## Given entries
------------------------
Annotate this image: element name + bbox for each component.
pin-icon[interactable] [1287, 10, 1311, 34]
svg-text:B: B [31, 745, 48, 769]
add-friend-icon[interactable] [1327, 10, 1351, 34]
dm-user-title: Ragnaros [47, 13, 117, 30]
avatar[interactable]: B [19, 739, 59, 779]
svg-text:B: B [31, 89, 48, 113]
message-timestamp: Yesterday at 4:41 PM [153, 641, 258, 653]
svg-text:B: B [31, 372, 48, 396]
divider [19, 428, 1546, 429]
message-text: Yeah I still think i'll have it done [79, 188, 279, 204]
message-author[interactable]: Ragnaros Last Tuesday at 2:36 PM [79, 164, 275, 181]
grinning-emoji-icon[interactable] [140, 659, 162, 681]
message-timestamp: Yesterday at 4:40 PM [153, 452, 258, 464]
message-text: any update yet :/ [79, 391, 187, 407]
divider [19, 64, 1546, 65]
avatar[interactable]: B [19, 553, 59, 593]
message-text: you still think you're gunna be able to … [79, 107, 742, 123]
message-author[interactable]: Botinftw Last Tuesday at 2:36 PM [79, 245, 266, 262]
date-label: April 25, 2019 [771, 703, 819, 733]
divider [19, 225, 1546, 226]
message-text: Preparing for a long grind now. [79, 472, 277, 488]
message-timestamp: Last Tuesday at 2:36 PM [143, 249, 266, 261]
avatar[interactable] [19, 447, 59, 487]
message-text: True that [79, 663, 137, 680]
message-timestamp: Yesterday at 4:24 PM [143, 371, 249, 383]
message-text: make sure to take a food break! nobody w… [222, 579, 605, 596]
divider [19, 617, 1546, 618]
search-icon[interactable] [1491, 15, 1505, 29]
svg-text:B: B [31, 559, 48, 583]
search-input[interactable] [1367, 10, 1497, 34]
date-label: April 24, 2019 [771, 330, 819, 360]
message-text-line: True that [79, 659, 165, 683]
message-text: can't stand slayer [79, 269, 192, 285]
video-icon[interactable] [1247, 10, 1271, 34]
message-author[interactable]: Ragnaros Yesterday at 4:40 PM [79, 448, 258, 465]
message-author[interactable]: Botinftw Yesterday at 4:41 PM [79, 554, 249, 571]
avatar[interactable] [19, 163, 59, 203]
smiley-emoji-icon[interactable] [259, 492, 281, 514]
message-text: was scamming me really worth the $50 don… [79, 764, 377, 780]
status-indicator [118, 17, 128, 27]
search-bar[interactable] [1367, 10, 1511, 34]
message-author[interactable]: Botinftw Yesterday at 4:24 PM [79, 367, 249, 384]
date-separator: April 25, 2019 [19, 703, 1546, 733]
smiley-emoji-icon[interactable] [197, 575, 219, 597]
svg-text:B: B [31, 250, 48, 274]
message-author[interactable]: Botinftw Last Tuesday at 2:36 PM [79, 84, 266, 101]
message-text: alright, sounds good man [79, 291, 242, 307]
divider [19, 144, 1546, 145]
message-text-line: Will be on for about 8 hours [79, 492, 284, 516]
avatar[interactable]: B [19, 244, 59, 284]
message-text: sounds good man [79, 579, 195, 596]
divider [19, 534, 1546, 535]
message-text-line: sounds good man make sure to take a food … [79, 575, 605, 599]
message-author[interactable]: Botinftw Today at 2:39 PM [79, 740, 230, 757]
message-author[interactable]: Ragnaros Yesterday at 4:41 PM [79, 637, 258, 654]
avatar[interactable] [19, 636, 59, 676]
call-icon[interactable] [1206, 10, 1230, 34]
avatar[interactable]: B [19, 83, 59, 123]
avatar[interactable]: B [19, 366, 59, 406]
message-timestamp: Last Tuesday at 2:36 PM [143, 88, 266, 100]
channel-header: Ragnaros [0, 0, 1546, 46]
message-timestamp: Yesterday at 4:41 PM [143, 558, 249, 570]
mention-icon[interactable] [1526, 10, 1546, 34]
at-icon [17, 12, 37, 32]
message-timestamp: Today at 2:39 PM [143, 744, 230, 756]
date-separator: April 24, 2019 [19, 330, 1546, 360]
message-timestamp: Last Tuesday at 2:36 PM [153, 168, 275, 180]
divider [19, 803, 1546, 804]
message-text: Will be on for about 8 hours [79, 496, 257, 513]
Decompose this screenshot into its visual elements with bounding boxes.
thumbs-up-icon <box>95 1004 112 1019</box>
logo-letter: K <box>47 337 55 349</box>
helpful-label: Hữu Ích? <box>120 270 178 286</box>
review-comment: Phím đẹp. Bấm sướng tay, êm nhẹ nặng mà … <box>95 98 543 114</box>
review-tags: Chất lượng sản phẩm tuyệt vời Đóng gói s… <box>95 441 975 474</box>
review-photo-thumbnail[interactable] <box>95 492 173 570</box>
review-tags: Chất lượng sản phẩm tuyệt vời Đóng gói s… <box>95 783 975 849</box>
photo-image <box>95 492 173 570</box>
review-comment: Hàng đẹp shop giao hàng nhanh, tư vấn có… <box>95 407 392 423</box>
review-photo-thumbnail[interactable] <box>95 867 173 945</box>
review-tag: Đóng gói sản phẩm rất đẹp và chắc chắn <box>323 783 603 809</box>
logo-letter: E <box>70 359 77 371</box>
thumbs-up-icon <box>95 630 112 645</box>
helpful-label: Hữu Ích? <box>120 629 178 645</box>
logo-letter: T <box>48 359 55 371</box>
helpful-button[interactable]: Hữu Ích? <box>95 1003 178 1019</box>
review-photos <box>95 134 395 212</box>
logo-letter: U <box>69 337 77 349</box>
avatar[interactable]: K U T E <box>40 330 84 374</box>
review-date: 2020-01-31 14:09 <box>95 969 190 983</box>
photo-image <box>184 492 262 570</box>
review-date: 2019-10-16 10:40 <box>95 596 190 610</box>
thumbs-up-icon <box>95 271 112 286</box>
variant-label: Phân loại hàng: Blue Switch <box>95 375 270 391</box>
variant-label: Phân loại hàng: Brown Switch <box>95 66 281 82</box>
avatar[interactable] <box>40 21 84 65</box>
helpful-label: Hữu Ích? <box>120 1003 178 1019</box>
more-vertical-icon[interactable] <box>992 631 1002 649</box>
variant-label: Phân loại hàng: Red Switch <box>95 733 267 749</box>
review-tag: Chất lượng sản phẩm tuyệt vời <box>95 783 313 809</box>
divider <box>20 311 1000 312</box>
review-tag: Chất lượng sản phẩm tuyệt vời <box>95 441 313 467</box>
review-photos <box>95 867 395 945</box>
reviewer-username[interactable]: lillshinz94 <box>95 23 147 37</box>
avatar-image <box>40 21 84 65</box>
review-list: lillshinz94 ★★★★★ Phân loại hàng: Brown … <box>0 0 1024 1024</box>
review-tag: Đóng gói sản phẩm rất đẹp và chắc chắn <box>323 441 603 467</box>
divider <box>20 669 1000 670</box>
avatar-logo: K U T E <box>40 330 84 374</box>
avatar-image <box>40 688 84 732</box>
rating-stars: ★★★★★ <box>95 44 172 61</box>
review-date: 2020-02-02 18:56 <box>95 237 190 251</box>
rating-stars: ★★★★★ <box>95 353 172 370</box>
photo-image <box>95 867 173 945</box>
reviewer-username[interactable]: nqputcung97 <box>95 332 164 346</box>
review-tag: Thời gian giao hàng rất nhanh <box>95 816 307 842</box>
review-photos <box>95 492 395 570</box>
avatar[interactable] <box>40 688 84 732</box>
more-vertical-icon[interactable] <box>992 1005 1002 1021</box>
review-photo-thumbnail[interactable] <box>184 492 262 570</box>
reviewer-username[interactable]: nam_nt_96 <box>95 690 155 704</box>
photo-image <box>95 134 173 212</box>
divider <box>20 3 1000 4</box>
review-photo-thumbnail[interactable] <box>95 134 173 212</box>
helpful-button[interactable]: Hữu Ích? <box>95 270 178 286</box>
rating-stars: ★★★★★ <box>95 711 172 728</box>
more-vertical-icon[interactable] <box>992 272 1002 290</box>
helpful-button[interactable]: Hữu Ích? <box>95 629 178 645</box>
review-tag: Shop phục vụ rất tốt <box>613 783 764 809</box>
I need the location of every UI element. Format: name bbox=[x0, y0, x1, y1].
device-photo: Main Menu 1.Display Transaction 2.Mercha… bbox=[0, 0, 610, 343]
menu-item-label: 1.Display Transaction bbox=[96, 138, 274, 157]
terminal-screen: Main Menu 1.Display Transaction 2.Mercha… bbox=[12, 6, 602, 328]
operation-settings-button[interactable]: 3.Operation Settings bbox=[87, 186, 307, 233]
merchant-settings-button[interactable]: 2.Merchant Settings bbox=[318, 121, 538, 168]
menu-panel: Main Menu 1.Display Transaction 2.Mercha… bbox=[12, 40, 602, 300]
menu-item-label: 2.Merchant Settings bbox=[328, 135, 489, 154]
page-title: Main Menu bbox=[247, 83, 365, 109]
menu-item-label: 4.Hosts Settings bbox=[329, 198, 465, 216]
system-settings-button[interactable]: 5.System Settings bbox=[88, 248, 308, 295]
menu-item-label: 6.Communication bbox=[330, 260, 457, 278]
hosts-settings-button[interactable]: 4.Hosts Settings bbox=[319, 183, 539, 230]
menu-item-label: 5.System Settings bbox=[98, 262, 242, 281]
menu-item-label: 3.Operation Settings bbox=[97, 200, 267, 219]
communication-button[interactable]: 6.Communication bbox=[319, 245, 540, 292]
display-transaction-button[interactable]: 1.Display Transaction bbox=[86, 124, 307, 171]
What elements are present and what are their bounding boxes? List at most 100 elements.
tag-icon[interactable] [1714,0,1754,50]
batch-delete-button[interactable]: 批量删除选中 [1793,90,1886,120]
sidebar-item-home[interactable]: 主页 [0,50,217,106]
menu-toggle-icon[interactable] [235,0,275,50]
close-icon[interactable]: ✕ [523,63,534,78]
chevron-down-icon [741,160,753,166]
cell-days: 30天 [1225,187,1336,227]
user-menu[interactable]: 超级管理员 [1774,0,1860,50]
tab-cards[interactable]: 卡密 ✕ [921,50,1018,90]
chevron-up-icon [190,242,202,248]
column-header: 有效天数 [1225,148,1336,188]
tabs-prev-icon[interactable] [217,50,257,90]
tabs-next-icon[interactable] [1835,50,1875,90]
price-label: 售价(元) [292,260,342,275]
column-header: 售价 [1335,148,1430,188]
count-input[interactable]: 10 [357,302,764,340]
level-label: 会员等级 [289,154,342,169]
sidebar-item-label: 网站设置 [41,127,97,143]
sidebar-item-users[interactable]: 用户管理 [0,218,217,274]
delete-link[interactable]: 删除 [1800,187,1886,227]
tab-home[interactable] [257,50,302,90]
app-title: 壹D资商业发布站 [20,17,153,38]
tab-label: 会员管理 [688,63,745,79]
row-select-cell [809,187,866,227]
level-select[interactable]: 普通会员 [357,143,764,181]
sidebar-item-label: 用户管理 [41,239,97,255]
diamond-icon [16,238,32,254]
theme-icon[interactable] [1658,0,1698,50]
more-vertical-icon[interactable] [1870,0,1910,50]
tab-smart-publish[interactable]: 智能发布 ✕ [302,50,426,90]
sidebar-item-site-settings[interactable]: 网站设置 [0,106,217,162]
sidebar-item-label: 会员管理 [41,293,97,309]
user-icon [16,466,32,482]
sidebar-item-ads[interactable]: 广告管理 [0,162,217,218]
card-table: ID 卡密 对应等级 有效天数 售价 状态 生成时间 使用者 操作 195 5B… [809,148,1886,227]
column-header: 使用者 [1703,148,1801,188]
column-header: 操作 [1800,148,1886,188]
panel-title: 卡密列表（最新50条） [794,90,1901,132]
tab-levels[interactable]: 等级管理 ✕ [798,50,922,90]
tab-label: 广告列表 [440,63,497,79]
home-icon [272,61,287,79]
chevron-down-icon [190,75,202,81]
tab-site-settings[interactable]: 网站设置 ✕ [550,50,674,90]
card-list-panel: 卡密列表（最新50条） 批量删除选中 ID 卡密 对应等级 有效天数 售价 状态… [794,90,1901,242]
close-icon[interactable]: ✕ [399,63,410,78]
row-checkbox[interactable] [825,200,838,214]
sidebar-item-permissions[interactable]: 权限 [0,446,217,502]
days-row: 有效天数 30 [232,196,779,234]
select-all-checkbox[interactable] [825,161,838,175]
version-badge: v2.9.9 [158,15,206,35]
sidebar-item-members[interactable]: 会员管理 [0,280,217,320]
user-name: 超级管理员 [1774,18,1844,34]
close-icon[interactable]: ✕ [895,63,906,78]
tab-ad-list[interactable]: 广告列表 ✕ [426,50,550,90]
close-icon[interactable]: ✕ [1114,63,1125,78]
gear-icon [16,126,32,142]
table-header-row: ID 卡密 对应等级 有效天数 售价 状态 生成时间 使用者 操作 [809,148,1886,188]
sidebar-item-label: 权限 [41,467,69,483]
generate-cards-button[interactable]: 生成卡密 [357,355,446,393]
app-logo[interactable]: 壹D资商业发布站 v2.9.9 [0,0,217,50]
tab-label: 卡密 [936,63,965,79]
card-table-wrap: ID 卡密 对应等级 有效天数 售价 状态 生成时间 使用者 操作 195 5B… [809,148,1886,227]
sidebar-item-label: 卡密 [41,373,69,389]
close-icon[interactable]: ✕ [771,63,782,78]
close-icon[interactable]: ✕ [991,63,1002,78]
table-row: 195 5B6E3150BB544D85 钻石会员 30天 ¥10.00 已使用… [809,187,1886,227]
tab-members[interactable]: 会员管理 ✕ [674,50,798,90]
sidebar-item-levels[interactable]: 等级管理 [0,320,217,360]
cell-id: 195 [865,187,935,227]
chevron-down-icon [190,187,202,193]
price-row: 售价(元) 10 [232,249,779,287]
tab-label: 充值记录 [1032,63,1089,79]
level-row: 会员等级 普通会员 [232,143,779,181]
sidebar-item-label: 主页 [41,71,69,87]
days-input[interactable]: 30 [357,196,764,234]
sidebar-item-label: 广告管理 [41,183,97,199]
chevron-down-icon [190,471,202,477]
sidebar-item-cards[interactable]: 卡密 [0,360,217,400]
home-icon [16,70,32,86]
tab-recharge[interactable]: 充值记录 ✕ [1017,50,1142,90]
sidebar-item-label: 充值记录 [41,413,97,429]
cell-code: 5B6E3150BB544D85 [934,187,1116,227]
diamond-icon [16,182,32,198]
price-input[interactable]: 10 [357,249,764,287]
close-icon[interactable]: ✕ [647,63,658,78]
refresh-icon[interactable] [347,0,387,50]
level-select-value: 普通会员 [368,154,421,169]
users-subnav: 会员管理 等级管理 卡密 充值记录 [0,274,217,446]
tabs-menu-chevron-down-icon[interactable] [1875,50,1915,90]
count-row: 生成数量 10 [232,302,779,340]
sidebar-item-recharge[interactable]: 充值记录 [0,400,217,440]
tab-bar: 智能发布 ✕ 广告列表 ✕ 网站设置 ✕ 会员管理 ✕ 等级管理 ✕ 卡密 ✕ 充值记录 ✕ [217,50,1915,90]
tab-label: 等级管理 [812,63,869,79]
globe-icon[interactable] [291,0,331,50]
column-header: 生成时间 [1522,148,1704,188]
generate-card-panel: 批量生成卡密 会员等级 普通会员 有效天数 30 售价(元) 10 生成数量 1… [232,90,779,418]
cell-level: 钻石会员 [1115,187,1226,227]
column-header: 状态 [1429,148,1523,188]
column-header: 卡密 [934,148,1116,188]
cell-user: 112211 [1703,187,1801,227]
------------------------
Reproduce, character for character, the lines above from the first one down to and including the line that contains "message-text: Preparing for".

Annotate this image: element name + bbox for each component.
pin-icon[interactable] [1287, 10, 1311, 34]
svg-text:B: B [31, 745, 48, 769]
add-friend-icon[interactable] [1327, 10, 1351, 34]
dm-user-title: Ragnaros [47, 13, 117, 30]
avatar[interactable]: B [19, 739, 59, 779]
svg-text:B: B [31, 89, 48, 113]
message-timestamp: Yesterday at 4:41 PM [153, 641, 258, 653]
svg-text:B: B [31, 372, 48, 396]
divider [19, 428, 1546, 429]
message-text: Yeah I still think i'll have it done [79, 188, 279, 204]
message-author[interactable]: Ragnaros Last Tuesday at 2:36 PM [79, 164, 275, 181]
grinning-emoji-icon[interactable] [140, 659, 162, 681]
message-timestamp: Yesterday at 4:40 PM [153, 452, 258, 464]
message-text: any update yet :/ [79, 391, 187, 407]
divider [19, 64, 1546, 65]
avatar[interactable]: B [19, 553, 59, 593]
message-text: you still think you're gunna be able to … [79, 107, 742, 123]
message-author[interactable]: Botinftw Last Tuesday at 2:36 PM [79, 245, 266, 262]
date-label: April 25, 2019 [771, 703, 819, 733]
divider [19, 225, 1546, 226]
message-text: Preparing for a long grind now. [79, 472, 277, 488]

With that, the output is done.